#### QUÉ HACER
**a.** Responde estas preguntas sobre la nota de la licitación del casino:
(i) ¿Qué día se puso fin al proceso?
(ii) ¿A qué firma se le asignó la licencia de operación?
(iii) ¿Qué tribunal emitió la orden de no innovar que paralizó el proyecto?
**b.** Copia textualmente el fragmento de la nota de la licitación del casino que va entre "El lunes 22" y "de la licitación.", ambos incluidos.
**c.** Prolonga la nota de la licitación del casino a partir de su última oración.

#### TEXTO SELECCIONADO
2016: el epílogo del proceso que definió la licitación del casino

Por: Roberto Fernández Fotografía: Mauricio Ulloa 09:15 PM 2016-12-30

El lunes 22 de agosto se puso fin a un proceso que se extendió por 31 meses. Ese día, el Consejo Resolutivo de la Superintendencia de Casinos de Juego (SCJ) decidió asignarle la licencia de operación a la firma penquista Marina del Sol, cuyo proyecto en Chillán competía contra el del consorcio argentino-español Boldt-Peralada.

La decisión se tomó tras una extensa judicialización que congeló el proceso en más de una oportunidad, debido a las acciones de Boldt-Peralada en los tribunales, que buscaban dejar sin efecto el voto negativo que tuvo su proyecto en el Consejo Regional. A la larga, los 300 puntos que no obtuvo en el órgano colegiado, y que sí recibió Marina del Sol, habrían de sellar el futuro de la licitación.

Al comenzar el año 2016 el proyecto había sido paralizado por una orden de no innovar emanada de la Corte de Apelaciones de Concepción, en el marco del tercer recurso de protección interpuesto por Boldt-Peralada en diciembre de 2015, a raíz del tercer rechazo de su proyecto en el CORE.

Entradas del conjunto de datos
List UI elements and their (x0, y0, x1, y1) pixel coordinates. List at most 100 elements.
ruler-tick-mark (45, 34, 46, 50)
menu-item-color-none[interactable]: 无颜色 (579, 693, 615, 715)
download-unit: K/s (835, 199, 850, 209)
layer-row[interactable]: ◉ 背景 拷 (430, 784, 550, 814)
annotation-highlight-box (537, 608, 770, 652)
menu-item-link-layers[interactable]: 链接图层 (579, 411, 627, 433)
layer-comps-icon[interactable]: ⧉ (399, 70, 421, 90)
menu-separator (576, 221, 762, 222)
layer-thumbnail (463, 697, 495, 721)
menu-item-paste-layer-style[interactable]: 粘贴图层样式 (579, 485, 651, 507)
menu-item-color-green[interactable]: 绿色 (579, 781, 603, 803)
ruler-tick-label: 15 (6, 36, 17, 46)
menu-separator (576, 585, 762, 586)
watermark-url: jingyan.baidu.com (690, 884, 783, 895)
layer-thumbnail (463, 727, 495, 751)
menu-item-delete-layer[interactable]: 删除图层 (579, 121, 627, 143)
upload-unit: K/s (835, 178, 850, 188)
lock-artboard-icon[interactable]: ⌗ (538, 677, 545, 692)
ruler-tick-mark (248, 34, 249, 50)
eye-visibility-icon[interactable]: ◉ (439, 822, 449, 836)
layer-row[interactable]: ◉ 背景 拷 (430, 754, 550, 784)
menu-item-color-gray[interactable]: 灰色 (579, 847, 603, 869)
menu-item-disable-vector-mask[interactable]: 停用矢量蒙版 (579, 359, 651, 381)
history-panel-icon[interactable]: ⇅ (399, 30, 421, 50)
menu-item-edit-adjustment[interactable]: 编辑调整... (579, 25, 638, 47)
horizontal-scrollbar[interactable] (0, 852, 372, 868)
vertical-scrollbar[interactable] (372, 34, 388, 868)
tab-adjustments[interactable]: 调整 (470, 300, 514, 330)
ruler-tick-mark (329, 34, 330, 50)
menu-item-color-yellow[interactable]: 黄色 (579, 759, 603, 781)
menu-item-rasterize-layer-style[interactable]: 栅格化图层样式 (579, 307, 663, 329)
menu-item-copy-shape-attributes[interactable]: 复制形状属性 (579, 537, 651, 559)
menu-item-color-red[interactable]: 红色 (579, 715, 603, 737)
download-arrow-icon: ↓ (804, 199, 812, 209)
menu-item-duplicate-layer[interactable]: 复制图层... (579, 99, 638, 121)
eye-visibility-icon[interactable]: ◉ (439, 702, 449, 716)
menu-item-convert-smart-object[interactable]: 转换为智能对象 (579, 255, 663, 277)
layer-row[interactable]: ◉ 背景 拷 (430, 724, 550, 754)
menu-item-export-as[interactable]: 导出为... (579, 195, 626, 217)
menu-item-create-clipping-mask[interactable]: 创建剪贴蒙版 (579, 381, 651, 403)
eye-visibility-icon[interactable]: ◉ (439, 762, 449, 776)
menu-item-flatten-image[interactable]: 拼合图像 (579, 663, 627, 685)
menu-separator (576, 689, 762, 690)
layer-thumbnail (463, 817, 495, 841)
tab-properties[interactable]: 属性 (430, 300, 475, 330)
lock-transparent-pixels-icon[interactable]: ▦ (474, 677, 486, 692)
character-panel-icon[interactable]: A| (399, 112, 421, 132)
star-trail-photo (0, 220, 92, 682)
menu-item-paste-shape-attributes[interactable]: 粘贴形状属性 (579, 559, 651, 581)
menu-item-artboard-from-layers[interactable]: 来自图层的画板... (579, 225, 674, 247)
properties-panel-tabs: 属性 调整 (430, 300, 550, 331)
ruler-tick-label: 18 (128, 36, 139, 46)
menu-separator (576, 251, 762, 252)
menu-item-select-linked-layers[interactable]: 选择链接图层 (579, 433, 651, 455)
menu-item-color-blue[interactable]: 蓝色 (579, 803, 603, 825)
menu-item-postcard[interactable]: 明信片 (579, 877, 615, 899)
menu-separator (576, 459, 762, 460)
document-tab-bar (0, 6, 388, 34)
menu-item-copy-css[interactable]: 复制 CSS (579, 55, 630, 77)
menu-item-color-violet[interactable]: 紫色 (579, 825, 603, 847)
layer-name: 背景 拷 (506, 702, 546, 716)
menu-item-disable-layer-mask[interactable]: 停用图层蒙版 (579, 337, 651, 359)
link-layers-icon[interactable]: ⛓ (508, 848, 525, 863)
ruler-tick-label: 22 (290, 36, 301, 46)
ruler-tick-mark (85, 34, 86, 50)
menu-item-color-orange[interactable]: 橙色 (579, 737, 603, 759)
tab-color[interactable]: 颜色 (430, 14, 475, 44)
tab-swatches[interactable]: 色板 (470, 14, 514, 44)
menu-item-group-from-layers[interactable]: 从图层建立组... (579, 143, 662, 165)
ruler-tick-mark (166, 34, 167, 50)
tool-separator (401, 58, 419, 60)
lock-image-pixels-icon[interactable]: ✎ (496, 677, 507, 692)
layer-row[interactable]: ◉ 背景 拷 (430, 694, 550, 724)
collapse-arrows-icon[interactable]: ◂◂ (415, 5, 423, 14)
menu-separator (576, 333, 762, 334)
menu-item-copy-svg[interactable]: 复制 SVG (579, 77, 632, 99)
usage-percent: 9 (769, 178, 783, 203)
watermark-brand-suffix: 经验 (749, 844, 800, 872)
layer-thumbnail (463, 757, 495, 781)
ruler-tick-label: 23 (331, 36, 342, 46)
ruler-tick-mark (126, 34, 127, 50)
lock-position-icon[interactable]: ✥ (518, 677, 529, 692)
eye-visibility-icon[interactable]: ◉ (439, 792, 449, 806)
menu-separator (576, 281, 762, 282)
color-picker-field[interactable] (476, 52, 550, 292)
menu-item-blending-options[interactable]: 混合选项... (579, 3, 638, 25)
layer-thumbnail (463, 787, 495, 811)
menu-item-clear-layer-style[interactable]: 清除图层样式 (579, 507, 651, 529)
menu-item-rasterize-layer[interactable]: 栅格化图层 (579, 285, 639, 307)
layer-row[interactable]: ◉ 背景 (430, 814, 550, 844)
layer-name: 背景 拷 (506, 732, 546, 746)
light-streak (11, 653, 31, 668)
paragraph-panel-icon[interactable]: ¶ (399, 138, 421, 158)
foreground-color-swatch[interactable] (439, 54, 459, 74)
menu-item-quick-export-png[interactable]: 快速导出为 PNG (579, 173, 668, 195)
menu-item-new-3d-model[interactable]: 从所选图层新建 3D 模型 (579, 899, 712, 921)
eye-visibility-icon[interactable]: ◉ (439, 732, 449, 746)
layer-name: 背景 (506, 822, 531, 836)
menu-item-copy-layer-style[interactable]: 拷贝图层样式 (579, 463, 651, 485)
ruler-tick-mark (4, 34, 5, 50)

#### RESPUESTAS DEL EJERCICIO
**a.**
(i) El lunes 22 de agosto.
(ii) A la firma penquista Marina del Sol.
(iii) La Corte de Apelaciones de Concepción.

**b.**
El lunes 22 de agosto se puso fin a un proceso que se extendió por 31 meses. Ese día, el Consejo Resolutivo de la Superintendencia de Casinos de Juego (SCJ) decidió asignarle la licencia de operación a la firma penquista Marina del Sol, cuyo proyecto en Chillán competía contra el del consorcio argentino-español Boldt-Peralada.

La decisión se tomó tras una extensa judicialización que congeló el proceso en más de una oportunidad, debido a las acciones de Boldt-Peralada en los tribunales, que buscaban dejar sin efecto el voto negativo que tuvo su proyecto en el Consejo Regional. A la larga, los 300 puntos que no obtuvo en el órgano colegiado, y que sí recibió Marina del Sol, habrían de sellar el futuro de la licitación.

**c.**
En el intertanto, el Gobierno le pidió la renuncia al superintendente de casinos, Renato Hamel, que había asumido en la administración Piñera tras ser seleccionado mediante concurso de Alta Dirección Pública y había sido ratificado por el actual Gobierno. Si bien no se informaron las razones, su salida se atribuye a los cuestionamientos sobre el manejo del proceso de adjudicación del casino de Chillán, marcado por acusaciones cruzadas, filtraciones de información y vínculos de interés, así como por su excesiva dilatación (un proceso normal dura entre siete y ocho meses). 

Luego, en marzo, el Tribunal de Alzada rechazó el recurso, y tras apelación de Boldt, la Suprema confirmó el fallo penquista a comienzo de junio, descongelando el proceso y despejando el camino para que la autoridad administrativa adjudicara la licencia.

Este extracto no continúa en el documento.